§ **INSTRUCTIONS FOR THE TASK**:
Pictures stay out of the copy; restate everything else in the material exactly.

*** DATA SHOWN ***

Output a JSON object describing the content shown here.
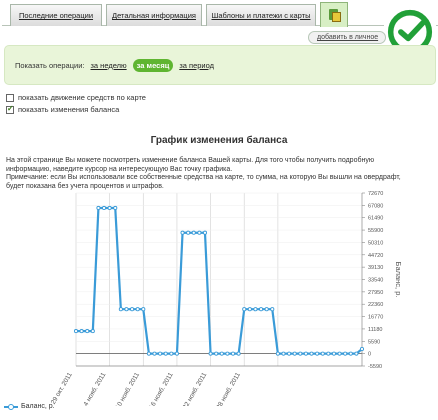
{
  "tabs": [
    {
      "label": "Последние операции"
    },
    {
      "label": "Детальная информация"
    },
    {
      "label": "Шаблоны и платежи с карты"
    }
  ],
  "favorites": {
    "label": "добавить в личное"
  },
  "period": {
    "label": "Показать операции:",
    "options": [
      "за неделю",
      "за месяц",
      "за период"
    ],
    "active": "за месяц"
  },
  "options": {
    "movement_label": "показать движение средств по карте",
    "movement_checked": false,
    "balance_label": "показать изменения баланса",
    "balance_checked": true
  },
  "chart_title": "График изменения баланса",
  "description": {
    "line1": "На этой странице Вы можете посмотреть изменение баланса Вашей карты. Для того чтобы получить подробную",
    "line2": "информацию, наведите курсор на интересующую Вас точку графика.",
    "line3": "Примечание: если Вы использовали все собственные средства на карте, то сумма, на которую Вы вышли на овердрафт,",
    "line4": "будет показана без учета процентов и штрафов."
  },
  "colors": {
    "line": "#3a9bd8",
    "accent": "#5fb531",
    "grid": "#d6d6d6"
  },
  "chart_data": {
    "type": "line",
    "title": "",
    "xlabel": "",
    "ylabel": "Баланс, р.",
    "ylim": [
      -5590,
      72670
    ],
    "yticks": [
      -5590,
      0,
      5590,
      11180,
      16770,
      22360,
      27950,
      33540,
      39130,
      44720,
      50310,
      55900,
      61490,
      67080,
      72670
    ],
    "xticks": [
      "29 окт. 2011",
      "4 нояб. 2011",
      "10 нояб. 2011",
      "16 нояб. 2011",
      "22 нояб. 2011",
      "28 нояб. 2011"
    ],
    "grid": true,
    "legend": "bottom-left",
    "series": [
      {
        "name": "Баланс, р.",
        "values": [
          10200,
          10200,
          10200,
          10200,
          65900,
          65900,
          65900,
          65900,
          20100,
          20100,
          20100,
          20100,
          20100,
          0,
          0,
          0,
          0,
          0,
          0,
          54700,
          54700,
          54700,
          54700,
          54700,
          0,
          0,
          0,
          0,
          0,
          0,
          20100,
          20100,
          20100,
          20100,
          20100,
          20100,
          0,
          0,
          0,
          0,
          0,
          0,
          0,
          0,
          0,
          0,
          0,
          0,
          0,
          0,
          0,
          2100
        ]
      }
    ]
  }
}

***

§ **RESULT OF THE TASK**:
Output a JSON object describing the content shown here.
{
  "tabs": [
    {
      "label": "Последние операции"
    },
    {
      "label": "Детальная информация"
    },
    {
      "label": "Шаблоны и платежи с карты"
    }
  ],
  "favorites": {
    "label": "добавить в личное"
  },
  "period": {
    "label": "Показать операции:",
    "options": [
      "за неделю",
      "за месяц",
      "за период"
    ],
    "active": "за месяц"
  },
  "options": {
    "movement_label": "показать движение средств по карте",
    "movement_checked": false,
    "balance_label": "показать изменения баланса",
    "balance_checked": true
  },
  "chart_title": "График изменения баланса",
  "description": {
    "line1": "На этой странице Вы можете посмотреть изменение баланса Вашей карты. Для того чтобы получить подробную",
    "line2": "информацию, наведите курсор на интересующую Вас точку графика.",
    "line3": "Примечание: если Вы использовали все собственные средства на карте, то сумма, на которую Вы вышли на овердрафт,",
    "line4": "будет показана без учета процентов и штрафов."
  },
  "colors": {
    "line": "#3a9bd8",
    "accent": "#5fb531",
    "grid": "#d6d6d6"
  },
  "chart_data": {
    "type": "line",
    "title": "",
    "xlabel": "",
    "ylabel": "Баланс, р.",
    "ylim": [
      -5590,
      72670
    ],
    "yticks": [
      -5590,
      0,
      5590,
      11180,
      16770,
      22360,
      27950,
      33540,
      39130,
      44720,
      50310,
      55900,
      61490,
      67080,
      72670
    ],
    "xticks": [
      "29 окт. 2011",
      "4 нояб. 2011",
      "10 нояб. 2011",
      "16 нояб. 2011",
      "22 нояб. 2011",
      "28 нояб. 2011"
    ],
    "grid": true,
    "legend": "bottom-left",
    "series": [
      {
        "name": "Баланс, р.",
        "values": [
          10200,
          10200,
          10200,
          10200,
          65900,
          65900,
          65900,
          65900,
          20100,
          20100,
          20100,
          20100,
          20100,
          0,
          0,
          0,
          0,
          0,
          0,
          54700,
          54700,
          54700,
          54700,
          54700,
          0,
          0,
          0,
          0,
          0,
          0,
          20100,
          20100,
          20100,
          20100,
          20100,
          20100,
          0,
          0,
          0,
          0,
          0,
          0,
          0,
          0,
          0,
          0,
          0,
          0,
          0,
          0,
          0,
          2100
        ]
      }
    ]
  }
}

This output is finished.